### Task to carry out
Write out each record again exactly as it stands.

### Rows
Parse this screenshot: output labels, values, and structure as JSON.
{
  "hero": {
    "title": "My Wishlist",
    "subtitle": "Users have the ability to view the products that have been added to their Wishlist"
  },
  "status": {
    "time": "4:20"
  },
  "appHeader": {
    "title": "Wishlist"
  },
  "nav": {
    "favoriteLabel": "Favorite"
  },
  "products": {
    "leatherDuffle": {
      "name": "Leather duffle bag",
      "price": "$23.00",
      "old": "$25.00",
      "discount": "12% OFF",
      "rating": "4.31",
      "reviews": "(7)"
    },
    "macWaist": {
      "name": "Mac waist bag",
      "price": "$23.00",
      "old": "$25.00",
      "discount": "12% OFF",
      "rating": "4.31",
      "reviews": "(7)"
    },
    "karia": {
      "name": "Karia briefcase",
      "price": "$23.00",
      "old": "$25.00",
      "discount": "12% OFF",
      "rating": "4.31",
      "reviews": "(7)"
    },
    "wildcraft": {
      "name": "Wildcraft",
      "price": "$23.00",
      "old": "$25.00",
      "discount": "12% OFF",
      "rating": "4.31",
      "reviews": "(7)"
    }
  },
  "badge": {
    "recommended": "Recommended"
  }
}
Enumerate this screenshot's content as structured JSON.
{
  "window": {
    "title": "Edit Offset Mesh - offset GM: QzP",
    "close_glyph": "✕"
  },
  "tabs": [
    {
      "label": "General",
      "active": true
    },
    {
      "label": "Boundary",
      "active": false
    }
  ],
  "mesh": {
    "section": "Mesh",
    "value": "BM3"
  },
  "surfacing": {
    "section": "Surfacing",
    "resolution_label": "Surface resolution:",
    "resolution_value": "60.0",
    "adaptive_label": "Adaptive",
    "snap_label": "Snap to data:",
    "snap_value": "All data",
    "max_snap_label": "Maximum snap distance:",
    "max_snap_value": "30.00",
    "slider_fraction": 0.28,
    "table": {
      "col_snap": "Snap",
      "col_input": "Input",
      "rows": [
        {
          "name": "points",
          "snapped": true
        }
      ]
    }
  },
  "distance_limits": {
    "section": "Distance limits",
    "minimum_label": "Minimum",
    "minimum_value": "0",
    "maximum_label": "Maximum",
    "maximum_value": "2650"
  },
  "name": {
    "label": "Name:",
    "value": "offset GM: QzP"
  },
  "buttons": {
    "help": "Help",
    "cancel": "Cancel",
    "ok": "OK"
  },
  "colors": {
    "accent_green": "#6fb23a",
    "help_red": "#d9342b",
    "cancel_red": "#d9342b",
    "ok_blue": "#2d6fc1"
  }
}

### Written reply
Parse this screenshot: output labels, values, and structure as JSON.
{
  "hero": {
    "title": "My Wishlist",
    "subtitle": "Users have the ability to view the products that have been added to their Wishlist"
  },
  "status": {
    "time": "4:20"
  },
  "appHeader": {
    "title": "Wishlist"
  },
  "nav": {
    "favoriteLabel": "Favorite"
  },
  "products": {
    "leatherDuffle": {
      "name": "Leather duffle bag",
      "price": "$23.00",
      "old": "$25.00",
      "discount": "12% OFF",
      "rating": "4.31",
      "reviews": "(7)"
    },
    "macWaist": {
      "name": "Mac waist bag",
      "price": "$23.00",
      "old": "$25.00",
      "discount": "12% OFF",
      "rating": "4.31",
      "reviews": "(7)"
    },
    "karia": {
      "name": "Karia briefcase",
      "price": "$23.00",
      "old": "$25.00",
      "discount": "12% OFF",
      "rating": "4.31",
      "reviews": "(7)"
    },
    "wildcraft": {
      "name": "Wildcraft",
      "price": "$23.00",
      "old": "$25.00",
      "discount": "12% OFF",
      "rating": "4.31",
      "reviews": "(7)"
    }
  },
  "badge": {
    "recommended": "Recommended"
  }
}
Enumerate this screenshot's content as structured JSON.
{
  "window": {
    "title": "Edit Offset Mesh - offset GM: QzP",
    "close_glyph": "✕"
  },
  "tabs": [
    {
      "label": "General",
      "active": true
    },
    {
      "label": "Boundary",
      "active": false
    }
  ],
  "mesh": {
    "section": "Mesh",
    "value": "BM3"
  },
  "surfacing": {
    "section": "Surfacing",
    "resolution_label": "Surface resolution:",
    "resolution_value": "60.0",
    "adaptive_label": "Adaptive",
    "snap_label": "Snap to data:",
    "snap_value": "All data",
    "max_snap_label": "Maximum snap distance:",
    "max_snap_value": "30.00",
    "slider_fraction": 0.28,
    "table": {
      "col_snap": "Snap",
      "col_input": "Input",
      "rows": [
        {
          "name": "points",
          "snapped": true
        }
      ]
    }
  },
  "distance_limits": {
    "section": "Distance limits",
    "minimum_label": "Minimum",
    "minimum_value": "0",
    "maximum_label": "Maximum",
    "maximum_value": "2650"
  },
  "name": {
    "label": "Name:",
    "value": "offset GM: QzP"
  },
  "buttons": {
    "help": "Help",
    "cancel": "Cancel",
    "ok": "OK"
  },
  "colors": {
    "accent_green": "#6fb23a",
    "help_red": "#d9342b",
    "cancel_red": "#d9342b",
    "ok_blue": "#2d6fc1"
  }
}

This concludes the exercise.